* Start Exercise material *

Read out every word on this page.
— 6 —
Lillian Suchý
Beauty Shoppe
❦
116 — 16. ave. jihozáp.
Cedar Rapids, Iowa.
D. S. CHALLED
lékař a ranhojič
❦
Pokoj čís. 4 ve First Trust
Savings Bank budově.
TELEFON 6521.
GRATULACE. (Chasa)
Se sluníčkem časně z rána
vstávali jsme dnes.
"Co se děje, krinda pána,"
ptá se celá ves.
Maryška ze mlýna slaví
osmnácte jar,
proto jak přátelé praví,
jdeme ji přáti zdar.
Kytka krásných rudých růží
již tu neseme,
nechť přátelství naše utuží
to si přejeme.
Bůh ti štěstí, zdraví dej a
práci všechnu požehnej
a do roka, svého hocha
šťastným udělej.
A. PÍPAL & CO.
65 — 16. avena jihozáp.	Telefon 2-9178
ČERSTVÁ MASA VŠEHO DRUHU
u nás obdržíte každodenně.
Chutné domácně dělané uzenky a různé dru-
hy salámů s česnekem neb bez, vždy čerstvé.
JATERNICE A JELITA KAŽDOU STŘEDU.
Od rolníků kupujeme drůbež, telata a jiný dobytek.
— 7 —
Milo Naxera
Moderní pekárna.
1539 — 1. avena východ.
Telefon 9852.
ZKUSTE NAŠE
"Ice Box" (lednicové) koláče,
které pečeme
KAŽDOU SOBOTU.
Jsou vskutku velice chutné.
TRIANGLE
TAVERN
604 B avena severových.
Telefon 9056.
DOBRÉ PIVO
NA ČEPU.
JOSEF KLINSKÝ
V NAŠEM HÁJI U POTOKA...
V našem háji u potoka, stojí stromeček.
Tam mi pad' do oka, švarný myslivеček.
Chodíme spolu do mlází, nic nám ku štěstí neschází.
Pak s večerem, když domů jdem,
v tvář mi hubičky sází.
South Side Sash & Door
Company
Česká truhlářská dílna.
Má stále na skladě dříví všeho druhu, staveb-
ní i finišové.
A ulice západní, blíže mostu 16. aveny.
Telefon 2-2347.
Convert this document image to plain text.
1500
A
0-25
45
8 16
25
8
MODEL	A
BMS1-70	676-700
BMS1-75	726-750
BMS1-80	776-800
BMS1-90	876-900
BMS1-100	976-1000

* End Exercise material *

▶ Short exercise
The lines above should be duplicated exactly.

▶ Solution
Read out every word on this page.
— 6 —
Lillian Suchý
Beauty Shoppe
❦
116 — 16. ave. jihozáp.
Cedar Rapids, Iowa.
D. S. CHALLED
lékař a ranhojič
❦
Pokoj čís. 4 ve First Trust
Savings Bank budově.
TELEFON 6521.
GRATULACE. (Chasa)
Se sluníčkem časně z rána
vstávali jsme dnes.
"Co se děje, krinda pána,"
ptá se celá ves.
Maryška ze mlýna slaví
osmnácte jar,
proto jak přátelé praví,
jdeme ji přáti zdar.
Kytka krásných rudých růží
již tu neseme,
nechť přátelství naše utuží
to si přejeme.
Bůh ti štěstí, zdraví dej a
práci všechnu požehnej
a do roka, svého hocha
šťastným udělej.
A. PÍPAL & CO.
65 — 16. avena jihozáp.	Telefon 2-9178
ČERSTVÁ MASA VŠEHO DRUHU
u nás obdržíte každodenně.
Chutné domácně dělané uzenky a různé dru-
hy salámů s česnekem neb bez, vždy čerstvé.
JATERNICE A JELITA KAŽDOU STŘEDU.
Od rolníků kupujeme drůbež, telata a jiný dobytek.
— 7 —
Milo Naxera
Moderní pekárna.
1539 — 1. avena východ.
Telefon 9852.
ZKUSTE NAŠE
"Ice Box" (lednicové) koláče,
které pečeme
KAŽDOU SOBOTU.
Jsou vskutku velice chutné.
TRIANGLE
TAVERN
604 B avena severových.
Telefon 9056.
DOBRÉ PIVO
NA ČEPU.
JOSEF KLINSKÝ
V NAŠEM HÁJI U POTOKA...
V našem háji u potoka, stojí stromeček.
Tam mi pad' do oka, švarný myslivеček.
Chodíme spolu do mlází, nic nám ku štěstí neschází.
Pak s večerem, když domů jdem,
v tvář mi hubičky sází.
South Side Sash & Door
Company
Česká truhlářská dílna.
Má stále na skladě dříví všeho druhu, staveb-
ní i finišové.
A ulice západní, blíže mostu 16. aveny.
Telefon 2-2347.
Convert this document image to plain text.
1500
A
0-25
45
8 16
25
8
MODEL	A
BMS1-70	676-700
BMS1-75	726-750
BMS1-80	776-800
BMS1-90	876-900
BMS1-100	976-1000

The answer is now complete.